___ Task inputs ___

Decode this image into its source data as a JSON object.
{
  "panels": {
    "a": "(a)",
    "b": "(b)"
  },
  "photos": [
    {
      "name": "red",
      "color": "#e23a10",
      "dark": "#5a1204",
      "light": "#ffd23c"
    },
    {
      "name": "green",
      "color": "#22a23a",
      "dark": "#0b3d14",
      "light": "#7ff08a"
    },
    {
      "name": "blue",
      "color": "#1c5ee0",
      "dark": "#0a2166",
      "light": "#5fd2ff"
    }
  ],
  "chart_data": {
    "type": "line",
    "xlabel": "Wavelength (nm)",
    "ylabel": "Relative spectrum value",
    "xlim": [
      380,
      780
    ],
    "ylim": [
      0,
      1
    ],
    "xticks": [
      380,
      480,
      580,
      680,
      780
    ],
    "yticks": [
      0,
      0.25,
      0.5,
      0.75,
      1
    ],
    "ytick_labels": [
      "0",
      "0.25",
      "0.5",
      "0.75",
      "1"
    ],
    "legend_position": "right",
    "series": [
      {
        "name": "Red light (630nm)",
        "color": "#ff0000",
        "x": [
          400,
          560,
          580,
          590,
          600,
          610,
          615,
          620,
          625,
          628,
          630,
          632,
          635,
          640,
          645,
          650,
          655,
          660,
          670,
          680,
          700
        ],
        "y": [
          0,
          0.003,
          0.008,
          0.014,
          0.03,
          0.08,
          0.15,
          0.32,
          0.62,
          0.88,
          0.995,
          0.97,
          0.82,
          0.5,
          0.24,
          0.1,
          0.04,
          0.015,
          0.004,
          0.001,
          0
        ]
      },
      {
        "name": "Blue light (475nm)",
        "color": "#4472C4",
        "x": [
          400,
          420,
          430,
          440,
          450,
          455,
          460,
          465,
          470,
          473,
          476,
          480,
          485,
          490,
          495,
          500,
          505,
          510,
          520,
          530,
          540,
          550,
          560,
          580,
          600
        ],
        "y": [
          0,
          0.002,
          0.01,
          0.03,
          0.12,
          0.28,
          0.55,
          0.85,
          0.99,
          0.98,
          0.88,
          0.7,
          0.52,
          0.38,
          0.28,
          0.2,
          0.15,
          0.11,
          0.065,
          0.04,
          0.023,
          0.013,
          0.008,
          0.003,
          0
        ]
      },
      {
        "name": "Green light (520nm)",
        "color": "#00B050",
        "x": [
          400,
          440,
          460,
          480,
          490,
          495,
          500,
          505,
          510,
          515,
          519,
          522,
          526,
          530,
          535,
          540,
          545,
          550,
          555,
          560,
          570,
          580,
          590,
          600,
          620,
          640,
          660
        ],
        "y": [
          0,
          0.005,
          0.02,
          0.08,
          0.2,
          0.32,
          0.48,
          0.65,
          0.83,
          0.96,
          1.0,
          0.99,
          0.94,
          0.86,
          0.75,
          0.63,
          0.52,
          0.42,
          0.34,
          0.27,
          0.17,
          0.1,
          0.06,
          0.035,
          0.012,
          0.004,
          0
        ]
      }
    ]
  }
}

___

• Exercise task:
Every line above should be retyped exactly as given.

• Response:
Decode this image into its source data as a JSON object.
{
  "panels": {
    "a": "(a)",
    "b": "(b)"
  },
  "photos": [
    {
      "name": "red",
      "color": "#e23a10",
      "dark": "#5a1204",
      "light": "#ffd23c"
    },
    {
      "name": "green",
      "color": "#22a23a",
      "dark": "#0b3d14",
      "light": "#7ff08a"
    },
    {
      "name": "blue",
      "color": "#1c5ee0",
      "dark": "#0a2166",
      "light": "#5fd2ff"
    }
  ],
  "chart_data": {
    "type": "line",
    "xlabel": "Wavelength (nm)",
    "ylabel": "Relative spectrum value",
    "xlim": [
      380,
      780
    ],
    "ylim": [
      0,
      1
    ],
    "xticks": [
      380,
      480,
      580,
      680,
      780
    ],
    "yticks": [
      0,
      0.25,
      0.5,
      0.75,
      1
    ],
    "ytick_labels": [
      "0",
      "0.25",
      "0.5",
      "0.75",
      "1"
    ],
    "legend_position": "right",
    "series": [
      {
        "name": "Red light (630nm)",
        "color": "#ff0000",
        "x": [
          400,
          560,
          580,
          590,
          600,
          610,
          615,
          620,
          625,
          628,
          630,
          632,
          635,
          640,
          645,
          650,
          655,
          660,
          670,
          680,
          700
        ],
        "y": [
          0,
          0.003,
          0.008,
          0.014,
          0.03,
          0.08,
          0.15,
          0.32,
          0.62,
          0.88,
          0.995,
          0.97,
          0.82,
          0.5,
          0.24,
          0.1,
          0.04,
          0.015,
          0.004,
          0.001,
          0
        ]
      },
      {
        "name": "Blue light (475nm)",
        "color": "#4472C4",
        "x": [
          400,
          420,
          430,
          440,
          450,
          455,
          460,
          465,
          470,
          473,
          476,
          480,
          485,
          490,
          495,
          500,
          505,
          510,
          520,
          530,
          540,
          550,
          560,
          580,
          600
        ],
        "y": [
          0,
          0.002,
          0.01,
          0.03,
          0.12,
          0.28,
          0.55,
          0.85,
          0.99,
          0.98,
          0.88,
          0.7,
          0.52,
          0.38,
          0.28,
          0.2,
          0.15,
          0.11,
          0.065,
          0.04,
          0.023,
          0.013,
          0.008,
          0.003,
          0
        ]
      },
      {
        "name": "Green light (520nm)",
        "color": "#00B050",
        "x": [
          400,
          440,
          460,
          480,
          490,
          495,
          500,
          505,
          510,
          515,
          519,
          522,
          526,
          530,
          535,
          540,
          545,
          550,
          555,
          560,
          570,
          580,
          590,
          600,
          620,
          640,
          660
        ],
        "y": [
          0,
          0.005,
          0.02,
          0.08,
          0.2,
          0.32,
          0.48,
          0.65,
          0.83,
          0.96,
          1.0,
          0.99,
          0.94,
          0.86,
          0.75,
          0.63,
          0.52,
          0.42,
          0.34,
          0.27,
          0.17,
          0.1,
          0.06,
          0.035,
          0.012,
          0.004,
          0
        ]
      }
    ]
  }
}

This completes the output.